Recorded data:
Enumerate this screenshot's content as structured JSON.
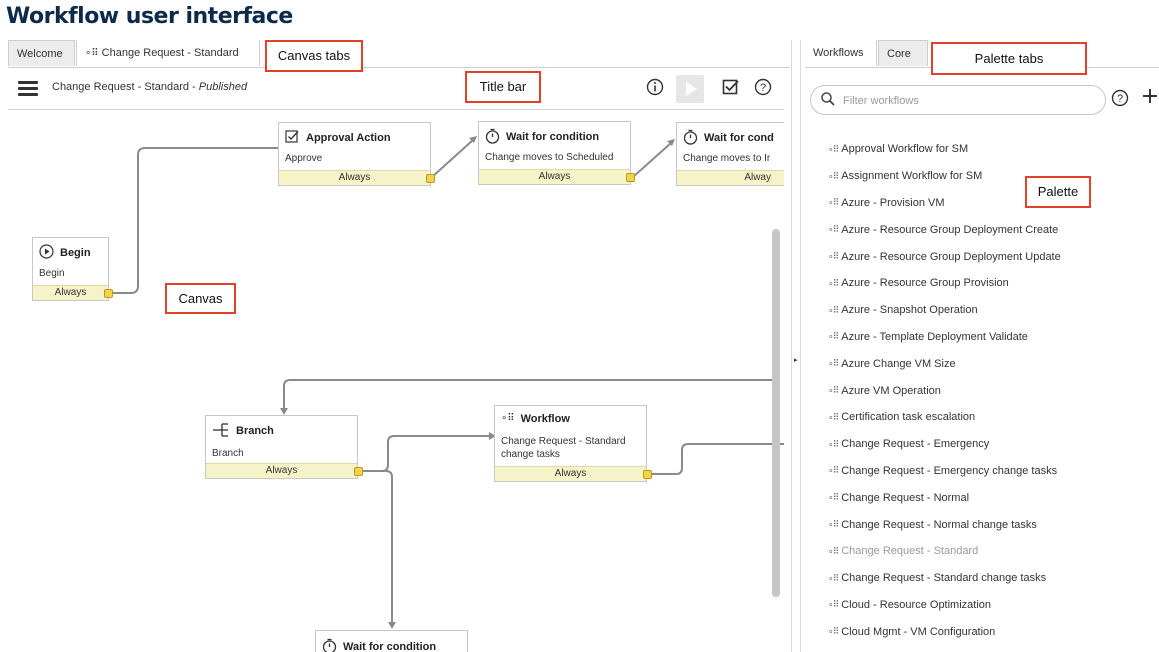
{
  "page_heading": "Workflow user interface",
  "canvas_tabs": {
    "tabs": [
      {
        "label": "Welcome",
        "active": false
      },
      {
        "label": "Change Request - Standard",
        "active": true,
        "icon": "workflow-icon"
      }
    ]
  },
  "callouts": {
    "canvas_tabs": "Canvas tabs",
    "title_bar": "Title bar",
    "canvas": "Canvas",
    "palette_tabs": "Palette tabs",
    "palette": "Palette"
  },
  "title_bar": {
    "workflow_name": "Change Request - Standard",
    "separator": " - ",
    "status": "Published",
    "icons": [
      "menu-icon",
      "info-icon",
      "run-icon",
      "checkbox-icon",
      "help-icon"
    ]
  },
  "canvas": {
    "nodes": [
      {
        "id": "begin",
        "title": "Begin",
        "subtitle": "Begin",
        "footer": "Always",
        "icon": "play-icon"
      },
      {
        "id": "approval",
        "title": "Approval Action",
        "subtitle": "Approve",
        "footer": "Always",
        "icon": "approval-icon"
      },
      {
        "id": "wait1",
        "title": "Wait for condition",
        "subtitle": "Change moves to Scheduled",
        "footer": "Always",
        "icon": "timer-icon"
      },
      {
        "id": "wait2",
        "title": "Wait for cond",
        "subtitle": "Change moves to Ir",
        "footer": "Alway",
        "icon": "timer-icon"
      },
      {
        "id": "branch",
        "title": "Branch",
        "subtitle": "Branch",
        "footer": "Always",
        "icon": "branch-icon"
      },
      {
        "id": "workflow",
        "title": "Workflow",
        "subtitle_line1": "Change Request - Standard",
        "subtitle_line2": "change tasks",
        "footer": "Always",
        "icon": "workflow-icon"
      },
      {
        "id": "wait3",
        "title": "Wait for condition",
        "icon": "timer-icon"
      }
    ]
  },
  "palette_tabs": {
    "tabs": [
      {
        "label": "Workflows",
        "active": true
      },
      {
        "label": "Core",
        "active": false
      }
    ]
  },
  "palette": {
    "filter_placeholder": "Filter workflows",
    "filter_value": "",
    "items": [
      {
        "label": "Approval Workflow for SM",
        "dim": false
      },
      {
        "label": "Assignment Workflow for SM",
        "dim": false
      },
      {
        "label": "Azure - Provision VM",
        "dim": false
      },
      {
        "label": "Azure - Resource Group Deployment Create",
        "dim": false
      },
      {
        "label": "Azure - Resource Group Deployment Update",
        "dim": false
      },
      {
        "label": "Azure - Resource Group Provision",
        "dim": false
      },
      {
        "label": "Azure - Snapshot Operation",
        "dim": false
      },
      {
        "label": "Azure - Template Deployment Validate",
        "dim": false
      },
      {
        "label": "Azure Change VM Size",
        "dim": false
      },
      {
        "label": "Azure VM Operation",
        "dim": false
      },
      {
        "label": "Certification task escalation",
        "dim": false
      },
      {
        "label": "Change Request - Emergency",
        "dim": false
      },
      {
        "label": "Change Request - Emergency change tasks",
        "dim": false
      },
      {
        "label": "Change Request - Normal",
        "dim": false
      },
      {
        "label": "Change Request - Normal change tasks",
        "dim": false
      },
      {
        "label": "Change Request - Standard",
        "dim": true
      },
      {
        "label": "Change Request - Standard change tasks",
        "dim": false
      },
      {
        "label": "Cloud - Resource Optimization",
        "dim": false
      },
      {
        "label": "Cloud Mgmt - VM Configuration",
        "dim": false
      }
    ]
  }
}
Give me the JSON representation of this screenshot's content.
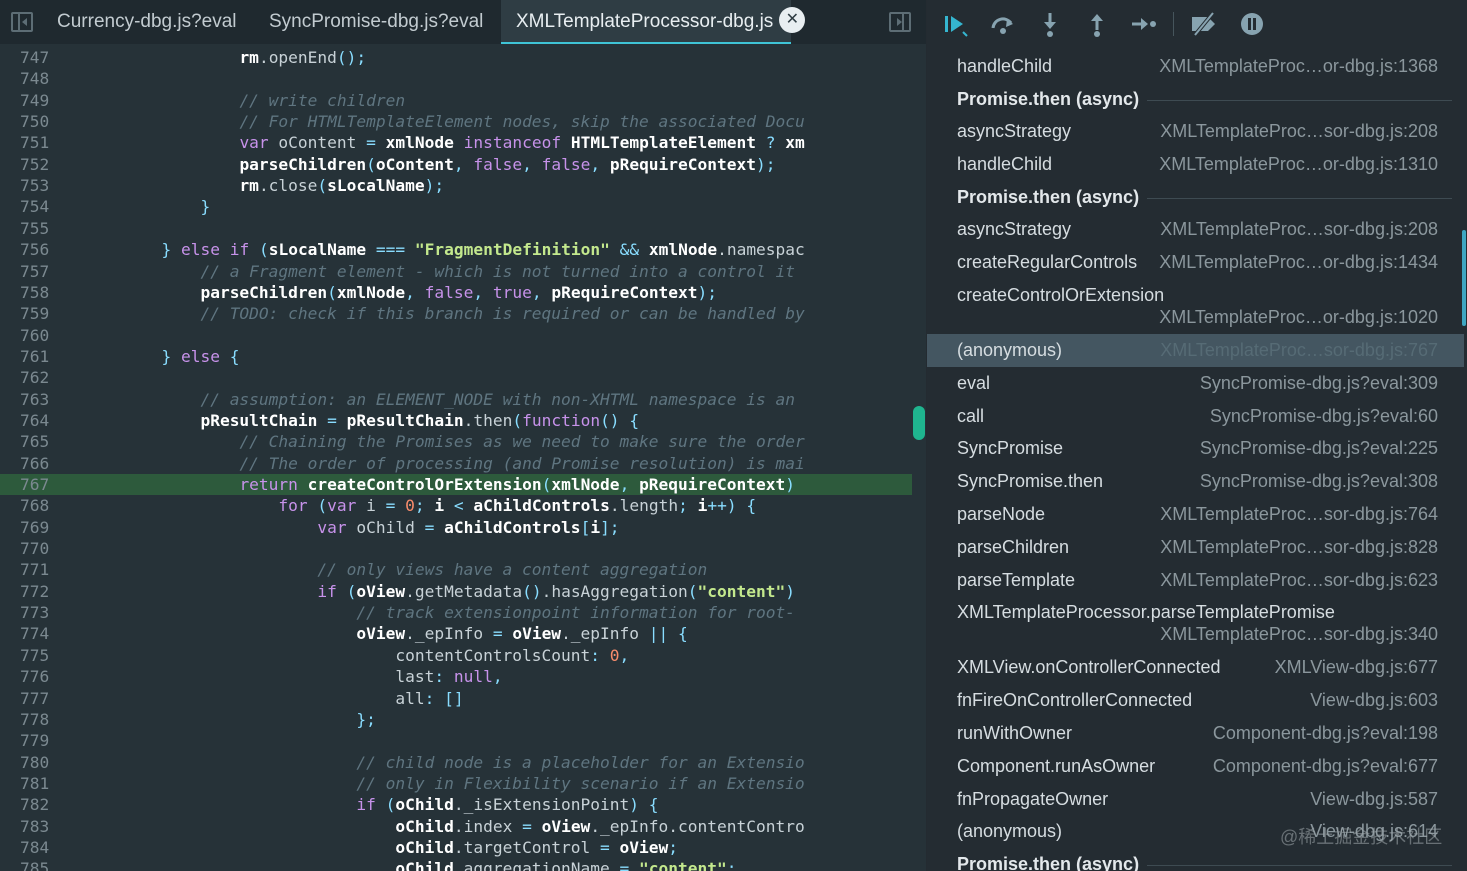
{
  "tabs": [
    {
      "label": "Currency-dbg.js?eval"
    },
    {
      "label": "SyncPromise-dbg.js?eval"
    },
    {
      "label": "XMLTemplateProcessor-dbg.js"
    }
  ],
  "tab_close_glyph": "✕",
  "line_numbers": [
    "747",
    "748",
    "749",
    "750",
    "751",
    "752",
    "753",
    "754",
    "755",
    "756",
    "757",
    "758",
    "759",
    "760",
    "761",
    "762",
    "763",
    "764",
    "765",
    "766",
    "767",
    "768",
    "769",
    "770",
    "771",
    "772",
    "773",
    "774",
    "775",
    "776",
    "777",
    "778",
    "779",
    "780",
    "781",
    "782",
    "783",
    "784",
    "785"
  ],
  "highlight_line": "767",
  "code": [
    [
      [
        "p",
        "                  "
      ],
      [
        "b",
        "rm"
      ],
      [
        "p",
        "."
      ],
      [
        "p",
        "openEnd"
      ],
      [
        "o",
        "();"
      ]
    ],
    [],
    [
      [
        "p",
        "                  "
      ],
      [
        "c",
        "// write children"
      ]
    ],
    [
      [
        "p",
        "                  "
      ],
      [
        "c",
        "// For HTMLTemplateElement nodes, skip the associated Docu"
      ]
    ],
    [
      [
        "p",
        "                  "
      ],
      [
        "k",
        "var"
      ],
      [
        "p",
        " oContent "
      ],
      [
        "o",
        "="
      ],
      [
        "p",
        " "
      ],
      [
        "b",
        "xmlNode"
      ],
      [
        "p",
        " "
      ],
      [
        "k",
        "instanceof"
      ],
      [
        "p",
        " "
      ],
      [
        "b",
        "HTMLTemplateElement"
      ],
      [
        "p",
        " "
      ],
      [
        "o",
        "?"
      ],
      [
        "p",
        " "
      ],
      [
        "b",
        "xm"
      ]
    ],
    [
      [
        "p",
        "                  "
      ],
      [
        "b",
        "parseChildren"
      ],
      [
        "o",
        "("
      ],
      [
        "b",
        "oContent"
      ],
      [
        "o",
        ","
      ],
      [
        "p",
        " "
      ],
      [
        "k",
        "false"
      ],
      [
        "o",
        ","
      ],
      [
        "p",
        " "
      ],
      [
        "k",
        "false"
      ],
      [
        "o",
        ","
      ],
      [
        "p",
        " "
      ],
      [
        "b",
        "pRequireContext"
      ],
      [
        "o",
        ");"
      ]
    ],
    [
      [
        "p",
        "                  "
      ],
      [
        "b",
        "rm"
      ],
      [
        "p",
        ".close"
      ],
      [
        "o",
        "("
      ],
      [
        "b",
        "sLocalName"
      ],
      [
        "o",
        ");"
      ]
    ],
    [
      [
        "p",
        "              "
      ],
      [
        "o",
        "}"
      ]
    ],
    [],
    [
      [
        "p",
        "          "
      ],
      [
        "o",
        "}"
      ],
      [
        "p",
        " "
      ],
      [
        "k",
        "else"
      ],
      [
        "p",
        " "
      ],
      [
        "k",
        "if"
      ],
      [
        "p",
        " "
      ],
      [
        "o",
        "("
      ],
      [
        "b",
        "sLocalName"
      ],
      [
        "p",
        " "
      ],
      [
        "o",
        "==="
      ],
      [
        "p",
        " "
      ],
      [
        "s",
        "\"FragmentDefinition\""
      ],
      [
        "p",
        " "
      ],
      [
        "o",
        "&&"
      ],
      [
        "p",
        " "
      ],
      [
        "b",
        "xmlNode"
      ],
      [
        "p",
        ".namespac"
      ]
    ],
    [
      [
        "p",
        "              "
      ],
      [
        "c",
        "// a Fragment element - which is not turned into a control it"
      ]
    ],
    [
      [
        "p",
        "              "
      ],
      [
        "b",
        "parseChildren"
      ],
      [
        "o",
        "("
      ],
      [
        "b",
        "xmlNode"
      ],
      [
        "o",
        ","
      ],
      [
        "p",
        " "
      ],
      [
        "k",
        "false"
      ],
      [
        "o",
        ","
      ],
      [
        "p",
        " "
      ],
      [
        "k",
        "true"
      ],
      [
        "o",
        ","
      ],
      [
        "p",
        " "
      ],
      [
        "b",
        "pRequireContext"
      ],
      [
        "o",
        ");"
      ]
    ],
    [
      [
        "p",
        "              "
      ],
      [
        "c",
        "// TODO: check if this branch is required or can be handled by"
      ]
    ],
    [],
    [
      [
        "p",
        "          "
      ],
      [
        "o",
        "}"
      ],
      [
        "p",
        " "
      ],
      [
        "k",
        "else"
      ],
      [
        "p",
        " "
      ],
      [
        "o",
        "{"
      ]
    ],
    [],
    [
      [
        "p",
        "              "
      ],
      [
        "c",
        "// assumption: an ELEMENT_NODE with non-XHTML namespace is an"
      ]
    ],
    [
      [
        "p",
        "              "
      ],
      [
        "b",
        "pResultChain"
      ],
      [
        "p",
        " "
      ],
      [
        "o",
        "="
      ],
      [
        "p",
        " "
      ],
      [
        "b",
        "pResultChain"
      ],
      [
        "p",
        ".then"
      ],
      [
        "o",
        "("
      ],
      [
        "k",
        "function"
      ],
      [
        "o",
        "()"
      ],
      [
        "p",
        " "
      ],
      [
        "o",
        "{"
      ]
    ],
    [
      [
        "p",
        "                  "
      ],
      [
        "c",
        "// Chaining the Promises as we need to make sure the order"
      ]
    ],
    [
      [
        "p",
        "                  "
      ],
      [
        "c",
        "// The order of processing (and Promise resolution) is mai"
      ]
    ],
    [
      [
        "p",
        "                  "
      ],
      [
        "k",
        "return"
      ],
      [
        "p",
        " "
      ],
      [
        "b",
        "createControlOrExtension"
      ],
      [
        "o",
        "("
      ],
      [
        "b",
        "xmlNode"
      ],
      [
        "o",
        ","
      ],
      [
        "p",
        " "
      ],
      [
        "b",
        "pRequireContext"
      ],
      [
        "o",
        ")"
      ]
    ],
    [
      [
        "p",
        "                      "
      ],
      [
        "k",
        "for"
      ],
      [
        "p",
        " "
      ],
      [
        "o",
        "("
      ],
      [
        "k",
        "var"
      ],
      [
        "p",
        " i "
      ],
      [
        "o",
        "="
      ],
      [
        "p",
        " "
      ],
      [
        "n",
        "0"
      ],
      [
        "o",
        ";"
      ],
      [
        "p",
        " "
      ],
      [
        "b",
        "i"
      ],
      [
        "p",
        " "
      ],
      [
        "o",
        "<"
      ],
      [
        "p",
        " "
      ],
      [
        "b",
        "aChildControls"
      ],
      [
        "p",
        ".length"
      ],
      [
        "o",
        ";"
      ],
      [
        "p",
        " "
      ],
      [
        "b",
        "i"
      ],
      [
        "o",
        "++)"
      ],
      [
        "p",
        " "
      ],
      [
        "o",
        "{"
      ]
    ],
    [
      [
        "p",
        "                          "
      ],
      [
        "k",
        "var"
      ],
      [
        "p",
        " oChild "
      ],
      [
        "o",
        "="
      ],
      [
        "p",
        " "
      ],
      [
        "b",
        "aChildControls"
      ],
      [
        "o",
        "["
      ],
      [
        "b",
        "i"
      ],
      [
        "o",
        "];"
      ]
    ],
    [],
    [
      [
        "p",
        "                          "
      ],
      [
        "c",
        "// only views have a content aggregation"
      ]
    ],
    [
      [
        "p",
        "                          "
      ],
      [
        "k",
        "if"
      ],
      [
        "p",
        " "
      ],
      [
        "o",
        "("
      ],
      [
        "b",
        "oView"
      ],
      [
        "p",
        ".getMetadata"
      ],
      [
        "o",
        "()"
      ],
      [
        "p",
        ".hasAggregation"
      ],
      [
        "o",
        "("
      ],
      [
        "s",
        "\"content\""
      ],
      [
        "o",
        ")"
      ]
    ],
    [
      [
        "p",
        "                              "
      ],
      [
        "c",
        "// track extensionpoint information for root-"
      ]
    ],
    [
      [
        "p",
        "                              "
      ],
      [
        "b",
        "oView"
      ],
      [
        "p",
        "._epInfo "
      ],
      [
        "o",
        "="
      ],
      [
        "p",
        " "
      ],
      [
        "b",
        "oView"
      ],
      [
        "p",
        "._epInfo "
      ],
      [
        "o",
        "||"
      ],
      [
        "p",
        " "
      ],
      [
        "o",
        "{"
      ]
    ],
    [
      [
        "p",
        "                                  contentControlsCount"
      ],
      [
        "o",
        ":"
      ],
      [
        "p",
        " "
      ],
      [
        "n",
        "0"
      ],
      [
        "o",
        ","
      ]
    ],
    [
      [
        "p",
        "                                  last"
      ],
      [
        "o",
        ":"
      ],
      [
        "p",
        " "
      ],
      [
        "k",
        "null"
      ],
      [
        "o",
        ","
      ]
    ],
    [
      [
        "p",
        "                                  all"
      ],
      [
        "o",
        ":"
      ],
      [
        "p",
        " "
      ],
      [
        "o",
        "[]"
      ]
    ],
    [
      [
        "p",
        "                              "
      ],
      [
        "o",
        "};"
      ]
    ],
    [],
    [
      [
        "p",
        "                              "
      ],
      [
        "c",
        "// child node is a placeholder for an Extensio"
      ]
    ],
    [
      [
        "p",
        "                              "
      ],
      [
        "c",
        "// only in Flexibility scenario if an Extensio"
      ]
    ],
    [
      [
        "p",
        "                              "
      ],
      [
        "k",
        "if"
      ],
      [
        "p",
        " "
      ],
      [
        "o",
        "("
      ],
      [
        "b",
        "oChild"
      ],
      [
        "p",
        "._isExtensionPoint"
      ],
      [
        "o",
        ")"
      ],
      [
        "p",
        " "
      ],
      [
        "o",
        "{"
      ]
    ],
    [
      [
        "p",
        "                                  "
      ],
      [
        "b",
        "oChild"
      ],
      [
        "p",
        ".index "
      ],
      [
        "o",
        "="
      ],
      [
        "p",
        " "
      ],
      [
        "b",
        "oView"
      ],
      [
        "p",
        "._epInfo.contentContro"
      ]
    ],
    [
      [
        "p",
        "                                  "
      ],
      [
        "b",
        "oChild"
      ],
      [
        "p",
        ".targetControl "
      ],
      [
        "o",
        "="
      ],
      [
        "p",
        " "
      ],
      [
        "b",
        "oView"
      ],
      [
        "o",
        ";"
      ]
    ],
    [
      [
        "p",
        "                                  "
      ],
      [
        "b",
        "oChild"
      ],
      [
        "p",
        ".aggregationName "
      ],
      [
        "o",
        "="
      ],
      [
        "p",
        " "
      ],
      [
        "s",
        "\"content\""
      ],
      [
        "o",
        ";"
      ]
    ]
  ],
  "debug_toolbar": [
    "resume-icon",
    "step-over-icon",
    "step-into-icon",
    "step-out-icon",
    "step-icon",
    "deactivate-breakpoints-icon",
    "pause-on-exceptions-icon"
  ],
  "call_stack": [
    {
      "kind": "frame",
      "name": "handleChild",
      "location": "XMLTemplateProc…or-dbg.js:1368"
    },
    {
      "kind": "async",
      "label": "Promise.then (async)"
    },
    {
      "kind": "frame",
      "name": "asyncStrategy",
      "location": "XMLTemplateProc…sor-dbg.js:208"
    },
    {
      "kind": "frame",
      "name": "handleChild",
      "location": "XMLTemplateProc…or-dbg.js:1310"
    },
    {
      "kind": "async",
      "label": "Promise.then (async)"
    },
    {
      "kind": "frame",
      "name": "asyncStrategy",
      "location": "XMLTemplateProc…sor-dbg.js:208"
    },
    {
      "kind": "frame",
      "name": "createRegularControls",
      "location": "XMLTemplateProc…or-dbg.js:1434"
    },
    {
      "kind": "frame2",
      "name": "createControlOrExtension",
      "location": "XMLTemplateProc…or-dbg.js:1020"
    },
    {
      "kind": "frame",
      "name": "(anonymous)",
      "location": "XMLTemplateProc…sor-dbg.js:767",
      "selected": true
    },
    {
      "kind": "frame",
      "name": "eval",
      "location": "SyncPromise-dbg.js?eval:309"
    },
    {
      "kind": "frame",
      "name": "call",
      "location": "SyncPromise-dbg.js?eval:60"
    },
    {
      "kind": "frame",
      "name": "SyncPromise",
      "location": "SyncPromise-dbg.js?eval:225"
    },
    {
      "kind": "frame",
      "name": "SyncPromise.then",
      "location": "SyncPromise-dbg.js?eval:308"
    },
    {
      "kind": "frame",
      "name": "parseNode",
      "location": "XMLTemplateProc…sor-dbg.js:764"
    },
    {
      "kind": "frame",
      "name": "parseChildren",
      "location": "XMLTemplateProc…sor-dbg.js:828"
    },
    {
      "kind": "frame",
      "name": "parseTemplate",
      "location": "XMLTemplateProc…sor-dbg.js:623"
    },
    {
      "kind": "frame2",
      "name": "XMLTemplateProcessor.parseTemplatePromise",
      "location": "XMLTemplateProc…sor-dbg.js:340"
    },
    {
      "kind": "frame",
      "name": "XMLView.onControllerConnected",
      "location": "XMLView-dbg.js:677"
    },
    {
      "kind": "frame",
      "name": "fnFireOnControllerConnected",
      "location": "View-dbg.js:603"
    },
    {
      "kind": "frame",
      "name": "runWithOwner",
      "location": "Component-dbg.js?eval:198"
    },
    {
      "kind": "frame",
      "name": "Component.runAsOwner",
      "location": "Component-dbg.js?eval:677"
    },
    {
      "kind": "frame",
      "name": "fnPropagateOwner",
      "location": "View-dbg.js:587"
    },
    {
      "kind": "frame",
      "name": "(anonymous)",
      "location": "View-dbg.js:614"
    },
    {
      "kind": "async",
      "label": "Promise.then (async)"
    }
  ],
  "watermark": "@稀土掘金技术社区"
}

*Given exercise:*
Copy out every line in the listing where the word "Standard" appears.

*Right answer:*
        "label": "Change Request - Standard",
    "workflow_name": "Change Request - Standard",
        "subtitle_line1": "Change Request - Standard",
        "label": "Change Request - Standard",
        "label": "Change Request - Standard change tasks",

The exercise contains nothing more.